# start of Available data

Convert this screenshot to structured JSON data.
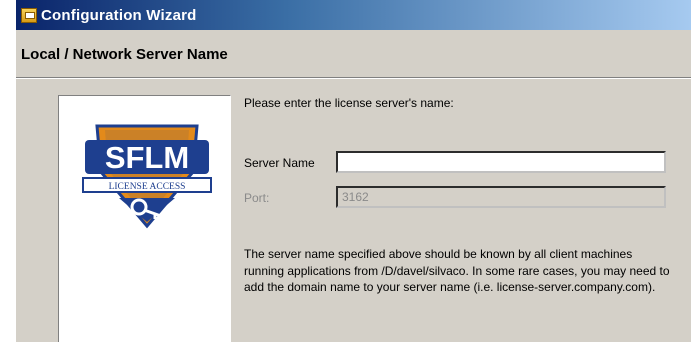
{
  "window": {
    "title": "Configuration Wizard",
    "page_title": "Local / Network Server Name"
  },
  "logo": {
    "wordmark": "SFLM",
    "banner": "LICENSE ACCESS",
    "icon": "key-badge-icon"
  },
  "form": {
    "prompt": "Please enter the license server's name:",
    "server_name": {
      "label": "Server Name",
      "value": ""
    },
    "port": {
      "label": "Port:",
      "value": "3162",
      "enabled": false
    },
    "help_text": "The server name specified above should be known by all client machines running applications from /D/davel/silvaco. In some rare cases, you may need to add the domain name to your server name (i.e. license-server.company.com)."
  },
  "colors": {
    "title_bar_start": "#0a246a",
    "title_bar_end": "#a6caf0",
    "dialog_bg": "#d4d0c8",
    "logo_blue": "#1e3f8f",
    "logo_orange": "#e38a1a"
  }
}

# end of Available data

**Problem details**
Return each line from the material above exactly, but not the pictures.

**Completed task**
Convert this screenshot to structured JSON data.
{
  "window": {
    "title": "Configuration Wizard",
    "page_title": "Local / Network Server Name"
  },
  "logo": {
    "wordmark": "SFLM",
    "banner": "LICENSE ACCESS",
    "icon": "key-badge-icon"
  },
  "form": {
    "prompt": "Please enter the license server's name:",
    "server_name": {
      "label": "Server Name",
      "value": ""
    },
    "port": {
      "label": "Port:",
      "value": "3162",
      "enabled": false
    },
    "help_text": "The server name specified above should be known by all client machines running applications from /D/davel/silvaco. In some rare cases, you may need to add the domain name to your server name (i.e. license-server.company.com)."
  },
  "colors": {
    "title_bar_start": "#0a246a",
    "title_bar_end": "#a6caf0",
    "dialog_bg": "#d4d0c8",
    "logo_blue": "#1e3f8f",
    "logo_orange": "#e38a1a"
  }
}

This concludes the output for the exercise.